__GIVEN TASK__:
Copy out lines with the word "DIBAVOD" from the material that follows.

__SUPPLIED DATA__:
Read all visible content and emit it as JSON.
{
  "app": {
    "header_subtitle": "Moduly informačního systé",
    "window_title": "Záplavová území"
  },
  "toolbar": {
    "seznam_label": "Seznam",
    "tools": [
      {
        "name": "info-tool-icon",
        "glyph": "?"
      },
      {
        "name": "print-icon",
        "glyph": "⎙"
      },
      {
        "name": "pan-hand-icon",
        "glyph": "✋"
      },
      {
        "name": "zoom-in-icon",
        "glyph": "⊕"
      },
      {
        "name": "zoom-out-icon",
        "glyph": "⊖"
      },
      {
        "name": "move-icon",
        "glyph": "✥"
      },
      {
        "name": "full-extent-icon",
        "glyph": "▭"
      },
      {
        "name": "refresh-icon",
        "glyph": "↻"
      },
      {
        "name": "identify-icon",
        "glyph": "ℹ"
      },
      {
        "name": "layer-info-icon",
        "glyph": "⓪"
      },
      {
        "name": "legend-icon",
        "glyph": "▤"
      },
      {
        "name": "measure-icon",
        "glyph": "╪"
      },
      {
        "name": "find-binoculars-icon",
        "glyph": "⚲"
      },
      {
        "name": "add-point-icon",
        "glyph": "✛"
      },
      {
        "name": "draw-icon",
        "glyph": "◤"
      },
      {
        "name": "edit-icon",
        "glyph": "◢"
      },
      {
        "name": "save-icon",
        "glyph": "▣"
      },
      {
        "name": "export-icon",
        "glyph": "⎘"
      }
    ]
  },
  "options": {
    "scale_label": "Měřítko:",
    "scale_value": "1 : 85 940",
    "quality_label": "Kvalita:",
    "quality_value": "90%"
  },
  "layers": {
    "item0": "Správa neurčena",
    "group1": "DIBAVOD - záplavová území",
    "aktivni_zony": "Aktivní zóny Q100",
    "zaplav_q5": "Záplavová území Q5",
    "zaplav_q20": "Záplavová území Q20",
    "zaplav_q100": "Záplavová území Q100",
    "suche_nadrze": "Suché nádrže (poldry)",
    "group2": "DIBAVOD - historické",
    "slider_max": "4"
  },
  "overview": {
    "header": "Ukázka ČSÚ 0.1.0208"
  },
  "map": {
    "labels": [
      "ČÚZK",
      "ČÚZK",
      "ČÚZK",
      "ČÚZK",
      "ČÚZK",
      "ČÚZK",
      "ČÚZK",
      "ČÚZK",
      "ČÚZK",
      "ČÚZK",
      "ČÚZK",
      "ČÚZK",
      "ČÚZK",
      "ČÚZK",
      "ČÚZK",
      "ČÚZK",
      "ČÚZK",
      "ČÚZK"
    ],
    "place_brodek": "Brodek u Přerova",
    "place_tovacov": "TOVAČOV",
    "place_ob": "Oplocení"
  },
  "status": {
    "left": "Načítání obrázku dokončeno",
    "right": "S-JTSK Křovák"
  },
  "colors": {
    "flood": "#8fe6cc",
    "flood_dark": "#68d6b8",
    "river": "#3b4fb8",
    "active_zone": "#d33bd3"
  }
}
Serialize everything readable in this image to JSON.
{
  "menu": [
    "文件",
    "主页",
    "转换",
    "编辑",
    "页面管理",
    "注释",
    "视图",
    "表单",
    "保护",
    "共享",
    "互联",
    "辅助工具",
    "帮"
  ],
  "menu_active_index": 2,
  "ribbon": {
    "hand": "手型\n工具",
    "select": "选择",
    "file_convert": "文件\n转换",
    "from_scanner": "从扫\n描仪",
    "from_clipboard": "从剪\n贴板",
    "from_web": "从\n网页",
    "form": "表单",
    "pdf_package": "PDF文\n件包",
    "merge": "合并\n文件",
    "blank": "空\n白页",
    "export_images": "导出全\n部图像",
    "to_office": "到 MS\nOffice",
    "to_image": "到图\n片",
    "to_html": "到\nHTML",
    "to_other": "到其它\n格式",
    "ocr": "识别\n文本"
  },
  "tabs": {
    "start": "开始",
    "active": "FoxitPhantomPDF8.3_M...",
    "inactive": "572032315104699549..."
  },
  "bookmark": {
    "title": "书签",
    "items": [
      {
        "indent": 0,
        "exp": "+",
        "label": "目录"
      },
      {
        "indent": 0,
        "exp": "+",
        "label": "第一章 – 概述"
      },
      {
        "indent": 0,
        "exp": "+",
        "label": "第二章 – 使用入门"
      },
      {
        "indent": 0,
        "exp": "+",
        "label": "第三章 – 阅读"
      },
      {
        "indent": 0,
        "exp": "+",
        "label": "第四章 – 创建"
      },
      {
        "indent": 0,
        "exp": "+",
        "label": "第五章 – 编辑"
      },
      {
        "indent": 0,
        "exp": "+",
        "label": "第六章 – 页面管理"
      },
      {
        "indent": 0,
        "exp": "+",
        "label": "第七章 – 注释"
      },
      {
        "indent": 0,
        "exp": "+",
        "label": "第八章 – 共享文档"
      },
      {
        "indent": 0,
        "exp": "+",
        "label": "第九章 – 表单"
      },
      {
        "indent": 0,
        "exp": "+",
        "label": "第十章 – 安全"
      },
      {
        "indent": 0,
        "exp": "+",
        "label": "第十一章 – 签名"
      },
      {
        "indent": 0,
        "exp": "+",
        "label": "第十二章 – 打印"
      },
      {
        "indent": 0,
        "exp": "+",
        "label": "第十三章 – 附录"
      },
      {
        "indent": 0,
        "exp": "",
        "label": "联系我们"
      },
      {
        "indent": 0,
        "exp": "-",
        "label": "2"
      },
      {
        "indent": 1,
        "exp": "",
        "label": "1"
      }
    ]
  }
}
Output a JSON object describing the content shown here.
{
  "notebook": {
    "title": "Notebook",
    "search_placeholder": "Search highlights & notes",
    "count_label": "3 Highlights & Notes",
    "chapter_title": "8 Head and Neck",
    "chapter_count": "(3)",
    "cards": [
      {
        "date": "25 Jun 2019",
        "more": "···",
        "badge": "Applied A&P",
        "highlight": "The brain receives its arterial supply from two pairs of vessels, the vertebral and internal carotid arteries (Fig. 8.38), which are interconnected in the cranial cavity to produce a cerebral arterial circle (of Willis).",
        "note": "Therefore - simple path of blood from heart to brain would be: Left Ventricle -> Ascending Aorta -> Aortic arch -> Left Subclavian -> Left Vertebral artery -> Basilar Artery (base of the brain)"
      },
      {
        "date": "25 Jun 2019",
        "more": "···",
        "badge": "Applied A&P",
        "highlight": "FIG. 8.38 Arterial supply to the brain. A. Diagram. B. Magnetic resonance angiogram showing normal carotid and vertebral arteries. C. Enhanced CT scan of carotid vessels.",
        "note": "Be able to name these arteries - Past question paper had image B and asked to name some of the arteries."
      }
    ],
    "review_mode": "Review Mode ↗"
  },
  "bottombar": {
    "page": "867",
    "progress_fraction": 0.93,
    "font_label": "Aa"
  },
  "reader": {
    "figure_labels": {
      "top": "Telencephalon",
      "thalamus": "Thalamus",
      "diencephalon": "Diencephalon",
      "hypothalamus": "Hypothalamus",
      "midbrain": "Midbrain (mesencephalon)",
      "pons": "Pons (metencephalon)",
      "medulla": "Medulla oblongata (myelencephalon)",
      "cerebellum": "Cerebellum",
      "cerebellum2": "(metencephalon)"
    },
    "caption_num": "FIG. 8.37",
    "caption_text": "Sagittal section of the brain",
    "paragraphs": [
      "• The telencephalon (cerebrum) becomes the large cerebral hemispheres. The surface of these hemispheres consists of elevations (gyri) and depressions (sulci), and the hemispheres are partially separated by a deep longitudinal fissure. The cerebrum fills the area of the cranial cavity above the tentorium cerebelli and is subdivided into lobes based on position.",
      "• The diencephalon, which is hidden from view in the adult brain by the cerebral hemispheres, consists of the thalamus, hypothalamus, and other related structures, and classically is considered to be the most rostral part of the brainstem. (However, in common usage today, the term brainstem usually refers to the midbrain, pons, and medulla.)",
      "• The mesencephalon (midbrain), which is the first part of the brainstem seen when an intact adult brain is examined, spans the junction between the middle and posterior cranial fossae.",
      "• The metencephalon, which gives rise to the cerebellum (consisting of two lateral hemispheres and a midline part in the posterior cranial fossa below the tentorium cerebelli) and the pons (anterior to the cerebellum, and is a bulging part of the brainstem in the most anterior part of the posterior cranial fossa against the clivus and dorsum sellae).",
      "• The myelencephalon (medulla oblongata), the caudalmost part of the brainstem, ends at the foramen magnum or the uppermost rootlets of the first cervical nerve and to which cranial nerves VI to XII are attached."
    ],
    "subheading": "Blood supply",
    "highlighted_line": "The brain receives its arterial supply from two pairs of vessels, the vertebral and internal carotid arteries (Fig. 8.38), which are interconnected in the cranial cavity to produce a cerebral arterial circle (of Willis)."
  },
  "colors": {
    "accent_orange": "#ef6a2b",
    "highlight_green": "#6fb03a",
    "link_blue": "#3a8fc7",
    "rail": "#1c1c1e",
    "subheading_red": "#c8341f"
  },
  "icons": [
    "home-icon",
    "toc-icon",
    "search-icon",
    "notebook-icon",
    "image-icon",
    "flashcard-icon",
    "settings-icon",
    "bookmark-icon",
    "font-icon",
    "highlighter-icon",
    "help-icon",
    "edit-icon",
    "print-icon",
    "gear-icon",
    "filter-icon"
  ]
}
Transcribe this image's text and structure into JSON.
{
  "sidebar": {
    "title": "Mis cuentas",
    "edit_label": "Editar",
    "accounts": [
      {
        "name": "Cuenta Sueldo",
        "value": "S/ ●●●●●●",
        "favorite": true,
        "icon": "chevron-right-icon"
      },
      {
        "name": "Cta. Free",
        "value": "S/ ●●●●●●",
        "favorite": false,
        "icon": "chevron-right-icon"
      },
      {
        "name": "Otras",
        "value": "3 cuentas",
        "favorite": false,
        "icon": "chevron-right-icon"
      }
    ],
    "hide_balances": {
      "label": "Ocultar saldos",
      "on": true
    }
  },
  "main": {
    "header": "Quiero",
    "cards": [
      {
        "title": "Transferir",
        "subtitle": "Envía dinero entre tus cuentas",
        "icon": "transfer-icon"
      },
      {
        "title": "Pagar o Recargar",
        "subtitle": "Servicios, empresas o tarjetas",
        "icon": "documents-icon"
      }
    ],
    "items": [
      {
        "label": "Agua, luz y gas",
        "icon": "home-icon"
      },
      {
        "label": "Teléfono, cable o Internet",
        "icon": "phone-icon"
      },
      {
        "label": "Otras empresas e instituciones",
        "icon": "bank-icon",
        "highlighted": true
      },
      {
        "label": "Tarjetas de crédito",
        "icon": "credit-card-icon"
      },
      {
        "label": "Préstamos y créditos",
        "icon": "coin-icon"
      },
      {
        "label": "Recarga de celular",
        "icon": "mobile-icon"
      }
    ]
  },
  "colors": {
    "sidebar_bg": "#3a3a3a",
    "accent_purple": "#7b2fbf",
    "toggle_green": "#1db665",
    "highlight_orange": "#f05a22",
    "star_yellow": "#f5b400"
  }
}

__EXERCISE RESULT__:
    "group1": "DIBAVOD - záplavová území",
    "group2": "DIBAVOD - historické",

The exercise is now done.